Problem statement.
Pull each line holding the word "panel" from the data.

^^^^

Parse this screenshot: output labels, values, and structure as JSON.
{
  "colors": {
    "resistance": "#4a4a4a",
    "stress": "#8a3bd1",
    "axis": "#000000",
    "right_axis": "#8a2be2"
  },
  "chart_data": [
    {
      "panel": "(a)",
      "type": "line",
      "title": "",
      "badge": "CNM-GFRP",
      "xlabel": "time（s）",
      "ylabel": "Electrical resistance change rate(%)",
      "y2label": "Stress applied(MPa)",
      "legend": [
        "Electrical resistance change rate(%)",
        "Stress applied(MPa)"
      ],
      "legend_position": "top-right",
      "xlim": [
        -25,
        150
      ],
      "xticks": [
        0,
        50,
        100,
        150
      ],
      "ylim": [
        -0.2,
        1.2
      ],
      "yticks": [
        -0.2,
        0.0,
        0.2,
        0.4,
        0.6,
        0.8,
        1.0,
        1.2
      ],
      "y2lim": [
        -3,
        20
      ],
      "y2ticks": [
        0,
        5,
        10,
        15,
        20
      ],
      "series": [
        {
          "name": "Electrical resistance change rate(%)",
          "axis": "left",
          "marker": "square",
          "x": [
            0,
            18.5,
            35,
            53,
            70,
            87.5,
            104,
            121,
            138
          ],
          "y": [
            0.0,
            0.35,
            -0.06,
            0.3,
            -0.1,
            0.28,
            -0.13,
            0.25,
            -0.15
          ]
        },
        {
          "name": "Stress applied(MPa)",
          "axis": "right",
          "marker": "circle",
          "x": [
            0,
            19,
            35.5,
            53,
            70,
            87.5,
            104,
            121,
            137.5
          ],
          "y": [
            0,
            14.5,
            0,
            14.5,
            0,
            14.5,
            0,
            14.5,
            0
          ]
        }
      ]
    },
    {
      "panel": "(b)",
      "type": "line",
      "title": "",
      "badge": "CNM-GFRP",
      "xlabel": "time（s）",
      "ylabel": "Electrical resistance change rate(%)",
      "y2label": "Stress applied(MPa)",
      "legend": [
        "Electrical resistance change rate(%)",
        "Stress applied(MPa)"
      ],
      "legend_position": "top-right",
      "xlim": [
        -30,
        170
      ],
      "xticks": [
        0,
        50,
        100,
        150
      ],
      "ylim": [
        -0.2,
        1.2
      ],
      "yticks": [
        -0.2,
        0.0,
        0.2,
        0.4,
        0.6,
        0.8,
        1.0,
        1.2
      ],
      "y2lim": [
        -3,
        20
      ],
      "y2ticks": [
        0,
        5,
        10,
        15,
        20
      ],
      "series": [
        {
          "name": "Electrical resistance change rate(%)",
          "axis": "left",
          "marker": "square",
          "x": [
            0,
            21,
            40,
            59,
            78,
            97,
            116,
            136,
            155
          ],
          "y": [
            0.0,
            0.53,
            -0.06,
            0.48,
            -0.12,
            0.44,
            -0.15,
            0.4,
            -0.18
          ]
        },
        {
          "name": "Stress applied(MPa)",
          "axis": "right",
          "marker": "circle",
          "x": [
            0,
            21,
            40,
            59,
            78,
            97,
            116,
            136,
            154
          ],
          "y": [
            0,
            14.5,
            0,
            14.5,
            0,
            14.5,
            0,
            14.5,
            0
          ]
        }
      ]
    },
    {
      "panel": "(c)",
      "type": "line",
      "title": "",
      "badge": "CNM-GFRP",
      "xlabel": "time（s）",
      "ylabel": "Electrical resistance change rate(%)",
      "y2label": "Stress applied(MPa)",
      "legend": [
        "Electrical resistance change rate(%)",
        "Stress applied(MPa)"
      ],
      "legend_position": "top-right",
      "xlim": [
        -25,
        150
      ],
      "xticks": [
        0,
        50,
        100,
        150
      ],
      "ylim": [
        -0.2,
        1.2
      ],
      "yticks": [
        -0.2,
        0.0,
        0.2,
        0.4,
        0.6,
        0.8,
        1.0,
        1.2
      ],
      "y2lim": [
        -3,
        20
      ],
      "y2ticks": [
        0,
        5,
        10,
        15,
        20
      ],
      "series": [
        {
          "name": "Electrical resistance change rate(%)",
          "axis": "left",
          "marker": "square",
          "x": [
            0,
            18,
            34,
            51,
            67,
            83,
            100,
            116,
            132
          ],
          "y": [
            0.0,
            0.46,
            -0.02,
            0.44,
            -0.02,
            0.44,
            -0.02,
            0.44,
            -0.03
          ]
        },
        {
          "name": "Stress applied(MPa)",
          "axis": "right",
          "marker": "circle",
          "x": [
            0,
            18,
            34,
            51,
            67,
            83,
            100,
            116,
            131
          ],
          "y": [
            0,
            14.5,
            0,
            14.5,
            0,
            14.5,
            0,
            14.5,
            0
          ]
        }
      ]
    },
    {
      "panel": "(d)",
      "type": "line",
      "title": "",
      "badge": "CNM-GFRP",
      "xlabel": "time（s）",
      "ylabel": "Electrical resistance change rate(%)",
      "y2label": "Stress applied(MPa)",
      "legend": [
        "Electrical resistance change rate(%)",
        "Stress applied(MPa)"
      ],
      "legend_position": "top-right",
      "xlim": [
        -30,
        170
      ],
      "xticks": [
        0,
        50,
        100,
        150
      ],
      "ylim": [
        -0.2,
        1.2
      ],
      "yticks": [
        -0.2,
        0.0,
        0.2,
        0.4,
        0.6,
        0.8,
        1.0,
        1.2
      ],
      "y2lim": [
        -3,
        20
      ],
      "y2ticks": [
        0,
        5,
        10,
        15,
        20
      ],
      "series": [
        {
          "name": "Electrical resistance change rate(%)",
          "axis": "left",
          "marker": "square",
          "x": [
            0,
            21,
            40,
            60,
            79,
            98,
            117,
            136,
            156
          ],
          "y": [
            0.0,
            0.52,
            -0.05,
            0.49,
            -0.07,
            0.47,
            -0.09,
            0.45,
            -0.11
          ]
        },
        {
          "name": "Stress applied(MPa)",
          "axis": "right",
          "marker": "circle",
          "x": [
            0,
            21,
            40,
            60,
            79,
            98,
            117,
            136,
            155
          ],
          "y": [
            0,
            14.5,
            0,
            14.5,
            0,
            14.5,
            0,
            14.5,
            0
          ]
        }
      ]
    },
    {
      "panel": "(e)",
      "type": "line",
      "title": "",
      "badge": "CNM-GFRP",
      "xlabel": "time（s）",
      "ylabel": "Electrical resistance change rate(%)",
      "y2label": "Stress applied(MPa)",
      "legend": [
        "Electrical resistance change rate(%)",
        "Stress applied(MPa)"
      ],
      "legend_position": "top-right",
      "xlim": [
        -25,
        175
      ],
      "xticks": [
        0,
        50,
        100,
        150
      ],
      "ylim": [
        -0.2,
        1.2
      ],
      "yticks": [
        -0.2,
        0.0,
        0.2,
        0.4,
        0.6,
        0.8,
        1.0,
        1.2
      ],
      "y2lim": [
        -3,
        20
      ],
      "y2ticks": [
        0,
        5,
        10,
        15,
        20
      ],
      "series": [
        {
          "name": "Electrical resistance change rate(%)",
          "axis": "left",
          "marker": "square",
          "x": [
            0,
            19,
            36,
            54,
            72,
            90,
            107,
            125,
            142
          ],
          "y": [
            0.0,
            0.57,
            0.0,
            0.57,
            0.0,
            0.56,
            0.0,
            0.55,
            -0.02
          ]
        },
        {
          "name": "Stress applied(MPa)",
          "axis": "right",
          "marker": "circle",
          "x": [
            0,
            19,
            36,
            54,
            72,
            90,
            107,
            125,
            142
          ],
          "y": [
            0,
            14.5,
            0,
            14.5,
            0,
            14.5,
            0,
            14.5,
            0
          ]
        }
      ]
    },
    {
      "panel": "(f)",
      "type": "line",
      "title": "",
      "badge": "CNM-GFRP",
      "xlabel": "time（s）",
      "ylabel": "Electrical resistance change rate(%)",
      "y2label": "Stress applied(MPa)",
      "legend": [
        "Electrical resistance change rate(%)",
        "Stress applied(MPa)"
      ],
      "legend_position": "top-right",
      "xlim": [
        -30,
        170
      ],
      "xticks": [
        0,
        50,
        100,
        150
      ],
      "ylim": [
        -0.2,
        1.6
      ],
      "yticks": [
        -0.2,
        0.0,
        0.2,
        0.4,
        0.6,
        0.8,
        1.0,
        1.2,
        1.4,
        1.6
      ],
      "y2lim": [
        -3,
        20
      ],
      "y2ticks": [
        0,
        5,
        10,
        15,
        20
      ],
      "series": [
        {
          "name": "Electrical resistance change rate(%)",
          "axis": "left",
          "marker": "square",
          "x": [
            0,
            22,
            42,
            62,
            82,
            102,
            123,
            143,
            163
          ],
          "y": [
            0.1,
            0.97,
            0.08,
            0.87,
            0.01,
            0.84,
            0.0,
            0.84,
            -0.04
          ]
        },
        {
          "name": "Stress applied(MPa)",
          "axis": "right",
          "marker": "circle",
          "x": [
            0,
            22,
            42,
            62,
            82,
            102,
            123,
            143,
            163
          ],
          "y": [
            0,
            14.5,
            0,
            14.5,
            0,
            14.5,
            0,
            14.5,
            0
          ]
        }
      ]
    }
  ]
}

^^^^

The response.
      "panel": "(a)",
      "panel": "(b)",
      "panel": "(c)",
      "panel": "(d)",
      "panel": "(e)",
      "panel": "(f)",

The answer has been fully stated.